What is needed >> Every entry should be repeated exactly. Omit the pictures.

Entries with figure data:
▼▼▼
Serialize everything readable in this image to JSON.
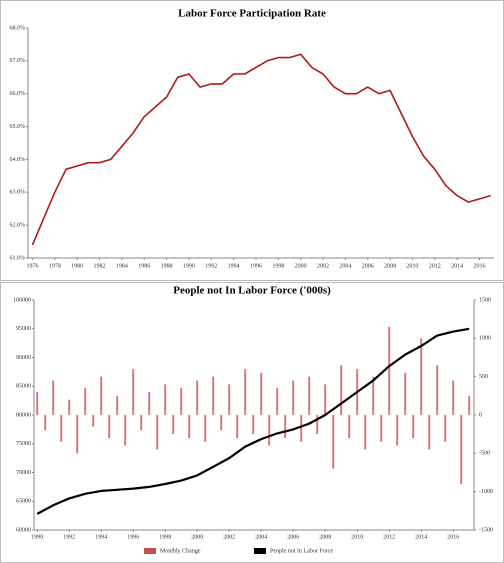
{
  "chart_data": [
    {
      "type": "line",
      "title": "Labor Force Participation Rate",
      "color": "#b01a1a",
      "x": [
        1976,
        1977,
        1978,
        1979,
        1980,
        1981,
        1982,
        1983,
        1984,
        1985,
        1986,
        1987,
        1988,
        1989,
        1990,
        1991,
        1992,
        1993,
        1994,
        1995,
        1996,
        1997,
        1998,
        1999,
        2000,
        2001,
        2002,
        2003,
        2004,
        2005,
        2006,
        2007,
        2008,
        2009,
        2010,
        2011,
        2012,
        2013,
        2014,
        2015,
        2016,
        2017
      ],
      "values": [
        61.4,
        62.2,
        63.0,
        63.7,
        63.8,
        63.9,
        63.9,
        64.0,
        64.4,
        64.8,
        65.3,
        65.6,
        65.9,
        66.5,
        66.6,
        66.2,
        66.3,
        66.3,
        66.6,
        66.6,
        66.8,
        67.0,
        67.1,
        67.1,
        67.2,
        66.8,
        66.6,
        66.2,
        66.0,
        66.0,
        66.2,
        66.0,
        66.1,
        65.4,
        64.7,
        64.1,
        63.7,
        63.2,
        62.9,
        62.7,
        62.8,
        62.9
      ],
      "xlim": [
        1975.6,
        2017.3
      ],
      "xticks": [
        1976,
        1978,
        1980,
        1982,
        1984,
        1986,
        1988,
        1990,
        1992,
        1994,
        1996,
        1998,
        2000,
        2002,
        2004,
        2006,
        2008,
        2010,
        2012,
        2014,
        2016
      ],
      "ylim": [
        61,
        68
      ],
      "yticks": [
        {
          "value": 61,
          "label": "61.0%"
        },
        {
          "value": 62,
          "label": "62.0%"
        },
        {
          "value": 63,
          "label": "63.0%"
        },
        {
          "value": 64,
          "label": "64.0%"
        },
        {
          "value": 65,
          "label": "65.0%"
        },
        {
          "value": 66,
          "label": "66.0%"
        },
        {
          "value": 67,
          "label": "67.0%"
        },
        {
          "value": 68,
          "label": "68.0%"
        }
      ]
    },
    {
      "type": "combo",
      "title": "People not In Labor Force ('000s)",
      "legend": "bottom",
      "series": [
        {
          "name": "Monthly Change",
          "color": "#c0504d",
          "axis": "y2",
          "x": [
            1990,
            1990.5,
            1991,
            1991.5,
            1992,
            1992.5,
            1993,
            1993.5,
            1994,
            1994.5,
            1995,
            1995.5,
            1996,
            1996.5,
            1997,
            1997.5,
            1998,
            1998.5,
            1999,
            1999.5,
            2000,
            2000.5,
            2001,
            2001.5,
            2002,
            2002.5,
            2003,
            2003.5,
            2004,
            2004.5,
            2005,
            2005.5,
            2006,
            2006.5,
            2007,
            2007.5,
            2008,
            2008.5,
            2009,
            2009.5,
            2010,
            2010.5,
            2011,
            2011.5,
            2012,
            2012.5,
            2013,
            2013.5,
            2014,
            2014.5,
            2015,
            2015.5,
            2016,
            2016.5,
            2017
          ],
          "values": [
            300,
            -200,
            450,
            -350,
            200,
            -500,
            350,
            -150,
            500,
            -300,
            250,
            -400,
            600,
            -200,
            300,
            -450,
            400,
            -250,
            350,
            -300,
            450,
            -350,
            500,
            -200,
            400,
            -300,
            600,
            -250,
            550,
            -400,
            350,
            -300,
            450,
            -350,
            500,
            -250,
            400,
            -700,
            650,
            -300,
            600,
            -450,
            500,
            -350,
            1150,
            -400,
            550,
            -300,
            1000,
            -450,
            650,
            -350,
            450,
            -900,
            250
          ]
        },
        {
          "name": "People not In Labor Force",
          "color": "#000000",
          "x": [
            1990,
            1991,
            1992,
            1993,
            1994,
            1995,
            1996,
            1997,
            1998,
            1999,
            2000,
            2001,
            2002,
            2003,
            2004,
            2005,
            2006,
            2007,
            2008,
            2009,
            2010,
            2011,
            2012,
            2013,
            2014,
            2015,
            2016,
            2017
          ],
          "values": [
            62800,
            64300,
            65500,
            66300,
            66800,
            67000,
            67200,
            67500,
            68000,
            68600,
            69500,
            71000,
            72500,
            74500,
            75800,
            76800,
            77500,
            78500,
            80000,
            82000,
            84000,
            86000,
            88500,
            90500,
            92000,
            93800,
            94500,
            95000
          ]
        }
      ],
      "xlim": [
        1989.8,
        2017.3
      ],
      "xticks": [
        1990,
        1992,
        1994,
        1996,
        1998,
        2000,
        2002,
        2004,
        2006,
        2008,
        2010,
        2012,
        2014,
        2016
      ],
      "ylim": [
        60000,
        100000
      ],
      "yticks": [
        60000,
        65000,
        70000,
        75000,
        80000,
        85000,
        90000,
        95000,
        100000
      ],
      "y2lim": [
        -1500,
        1500
      ],
      "y2ticks": [
        -1500,
        -1000,
        -500,
        0,
        500,
        1000,
        1500
      ]
    }
  ]
}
▲▲▲
Result for this exercise >>
Serialize everything readable in this image to JSON.
{
  "chart_data": [
    {
      "type": "line",
      "title": "Labor Force Participation Rate",
      "color": "#b01a1a",
      "x": [
        1976,
        1977,
        1978,
        1979,
        1980,
        1981,
        1982,
        1983,
        1984,
        1985,
        1986,
        1987,
        1988,
        1989,
        1990,
        1991,
        1992,
        1993,
        1994,
        1995,
        1996,
        1997,
        1998,
        1999,
        2000,
        2001,
        2002,
        2003,
        2004,
        2005,
        2006,
        2007,
        2008,
        2009,
        2010,
        2011,
        2012,
        2013,
        2014,
        2015,
        2016,
        2017
      ],
      "values": [
        61.4,
        62.2,
        63.0,
        63.7,
        63.8,
        63.9,
        63.9,
        64.0,
        64.4,
        64.8,
        65.3,
        65.6,
        65.9,
        66.5,
        66.6,
        66.2,
        66.3,
        66.3,
        66.6,
        66.6,
        66.8,
        67.0,
        67.1,
        67.1,
        67.2,
        66.8,
        66.6,
        66.2,
        66.0,
        66.0,
        66.2,
        66.0,
        66.1,
        65.4,
        64.7,
        64.1,
        63.7,
        63.2,
        62.9,
        62.7,
        62.8,
        62.9
      ],
      "xlim": [
        1975.6,
        2017.3
      ],
      "xticks": [
        1976,
        1978,
        1980,
        1982,
        1984,
        1986,
        1988,
        1990,
        1992,
        1994,
        1996,
        1998,
        2000,
        2002,
        2004,
        2006,
        2008,
        2010,
        2012,
        2014,
        2016
      ],
      "ylim": [
        61,
        68
      ],
      "yticks": [
        {
          "value": 61,
          "label": "61.0%"
        },
        {
          "value": 62,
          "label": "62.0%"
        },
        {
          "value": 63,
          "label": "63.0%"
        },
        {
          "value": 64,
          "label": "64.0%"
        },
        {
          "value": 65,
          "label": "65.0%"
        },
        {
          "value": 66,
          "label": "66.0%"
        },
        {
          "value": 67,
          "label": "67.0%"
        },
        {
          "value": 68,
          "label": "68.0%"
        }
      ]
    },
    {
      "type": "combo",
      "title": "People not In Labor Force ('000s)",
      "legend": "bottom",
      "series": [
        {
          "name": "Monthly Change",
          "color": "#c0504d",
          "axis": "y2",
          "x": [
            1990,
            1990.5,
            1991,
            1991.5,
            1992,
            1992.5,
            1993,
            1993.5,
            1994,
            1994.5,
            1995,
            1995.5,
            1996,
            1996.5,
            1997,
            1997.5,
            1998,
            1998.5,
            1999,
            1999.5,
            2000,
            2000.5,
            2001,
            2001.5,
            2002,
            2002.5,
            2003,
            2003.5,
            2004,
            2004.5,
            2005,
            2005.5,
            2006,
            2006.5,
            2007,
            2007.5,
            2008,
            2008.5,
            2009,
            2009.5,
            2010,
            2010.5,
            2011,
            2011.5,
            2012,
            2012.5,
            2013,
            2013.5,
            2014,
            2014.5,
            2015,
            2015.5,
            2016,
            2016.5,
            2017
          ],
          "values": [
            300,
            -200,
            450,
            -350,
            200,
            -500,
            350,
            -150,
            500,
            -300,
            250,
            -400,
            600,
            -200,
            300,
            -450,
            400,
            -250,
            350,
            -300,
            450,
            -350,
            500,
            -200,
            400,
            -300,
            600,
            -250,
            550,
            -400,
            350,
            -300,
            450,
            -350,
            500,
            -250,
            400,
            -700,
            650,
            -300,
            600,
            -450,
            500,
            -350,
            1150,
            -400,
            550,
            -300,
            1000,
            -450,
            650,
            -350,
            450,
            -900,
            250
          ]
        },
        {
          "name": "People not In Labor Force",
          "color": "#000000",
          "x": [
            1990,
            1991,
            1992,
            1993,
            1994,
            1995,
            1996,
            1997,
            1998,
            1999,
            2000,
            2001,
            2002,
            2003,
            2004,
            2005,
            2006,
            2007,
            2008,
            2009,
            2010,
            2011,
            2012,
            2013,
            2014,
            2015,
            2016,
            2017
          ],
          "values": [
            62800,
            64300,
            65500,
            66300,
            66800,
            67000,
            67200,
            67500,
            68000,
            68600,
            69500,
            71000,
            72500,
            74500,
            75800,
            76800,
            77500,
            78500,
            80000,
            82000,
            84000,
            86000,
            88500,
            90500,
            92000,
            93800,
            94500,
            95000
          ]
        }
      ],
      "xlim": [
        1989.8,
        2017.3
      ],
      "xticks": [
        1990,
        1992,
        1994,
        1996,
        1998,
        2000,
        2002,
        2004,
        2006,
        2008,
        2010,
        2012,
        2014,
        2016
      ],
      "ylim": [
        60000,
        100000
      ],
      "yticks": [
        60000,
        65000,
        70000,
        75000,
        80000,
        85000,
        90000,
        95000,
        100000
      ],
      "y2lim": [
        -1500,
        1500
      ],
      "y2ticks": [
        -1500,
        -1000,
        -500,
        0,
        500,
        1000,
        1500
      ]
    }
  ]
}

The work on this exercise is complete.